## START Data supplied

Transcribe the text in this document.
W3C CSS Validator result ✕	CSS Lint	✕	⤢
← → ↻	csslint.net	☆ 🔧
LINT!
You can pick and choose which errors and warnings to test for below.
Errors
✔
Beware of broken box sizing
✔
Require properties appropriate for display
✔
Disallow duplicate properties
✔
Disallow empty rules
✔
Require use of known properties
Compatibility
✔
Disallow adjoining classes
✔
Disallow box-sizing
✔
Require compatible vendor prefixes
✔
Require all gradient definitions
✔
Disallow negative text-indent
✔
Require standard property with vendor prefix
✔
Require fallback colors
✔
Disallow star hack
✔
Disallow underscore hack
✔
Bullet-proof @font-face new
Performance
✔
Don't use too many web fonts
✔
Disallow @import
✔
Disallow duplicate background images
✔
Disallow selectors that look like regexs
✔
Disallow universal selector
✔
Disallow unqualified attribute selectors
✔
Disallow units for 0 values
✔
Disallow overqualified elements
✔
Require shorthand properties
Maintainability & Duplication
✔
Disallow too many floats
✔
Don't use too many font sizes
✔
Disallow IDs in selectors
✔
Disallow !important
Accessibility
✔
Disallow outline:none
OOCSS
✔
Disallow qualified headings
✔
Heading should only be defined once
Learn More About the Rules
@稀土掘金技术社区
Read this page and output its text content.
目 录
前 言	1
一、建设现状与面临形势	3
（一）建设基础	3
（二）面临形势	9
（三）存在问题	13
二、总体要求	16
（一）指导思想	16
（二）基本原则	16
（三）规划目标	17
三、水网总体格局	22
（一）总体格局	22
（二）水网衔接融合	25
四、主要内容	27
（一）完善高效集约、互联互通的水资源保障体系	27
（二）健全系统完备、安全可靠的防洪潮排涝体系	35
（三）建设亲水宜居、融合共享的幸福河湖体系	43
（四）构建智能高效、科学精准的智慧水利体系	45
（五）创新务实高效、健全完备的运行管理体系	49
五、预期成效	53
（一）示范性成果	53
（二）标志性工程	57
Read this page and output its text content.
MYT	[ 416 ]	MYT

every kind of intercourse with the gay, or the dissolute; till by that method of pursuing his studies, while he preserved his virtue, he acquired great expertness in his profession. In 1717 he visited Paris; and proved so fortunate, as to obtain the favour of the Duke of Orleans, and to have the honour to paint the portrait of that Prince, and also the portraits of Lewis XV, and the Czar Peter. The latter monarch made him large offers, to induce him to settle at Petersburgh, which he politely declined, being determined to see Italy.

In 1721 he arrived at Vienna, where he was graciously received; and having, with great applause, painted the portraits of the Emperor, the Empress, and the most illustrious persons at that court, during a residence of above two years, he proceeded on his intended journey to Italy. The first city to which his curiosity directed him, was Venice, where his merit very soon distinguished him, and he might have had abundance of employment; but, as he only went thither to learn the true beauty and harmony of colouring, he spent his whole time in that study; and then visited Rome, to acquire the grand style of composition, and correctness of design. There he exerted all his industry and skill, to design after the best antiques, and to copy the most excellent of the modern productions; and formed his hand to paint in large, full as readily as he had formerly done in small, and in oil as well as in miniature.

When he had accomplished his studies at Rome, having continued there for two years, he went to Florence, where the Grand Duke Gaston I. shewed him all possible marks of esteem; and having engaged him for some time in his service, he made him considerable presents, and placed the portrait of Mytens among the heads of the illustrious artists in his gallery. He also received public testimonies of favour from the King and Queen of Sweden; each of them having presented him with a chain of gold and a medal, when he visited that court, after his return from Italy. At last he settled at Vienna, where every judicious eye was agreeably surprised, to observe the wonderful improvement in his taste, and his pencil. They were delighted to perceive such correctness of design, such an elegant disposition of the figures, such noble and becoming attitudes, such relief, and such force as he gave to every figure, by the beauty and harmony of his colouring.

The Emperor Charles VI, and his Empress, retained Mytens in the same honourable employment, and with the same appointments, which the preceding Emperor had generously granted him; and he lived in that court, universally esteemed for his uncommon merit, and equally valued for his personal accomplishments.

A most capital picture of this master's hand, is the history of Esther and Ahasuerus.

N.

## END Data supplied

Show all lines from the listing above in which "hack" appears.

Written answer:
Disallow star hack
Disallow underscore hack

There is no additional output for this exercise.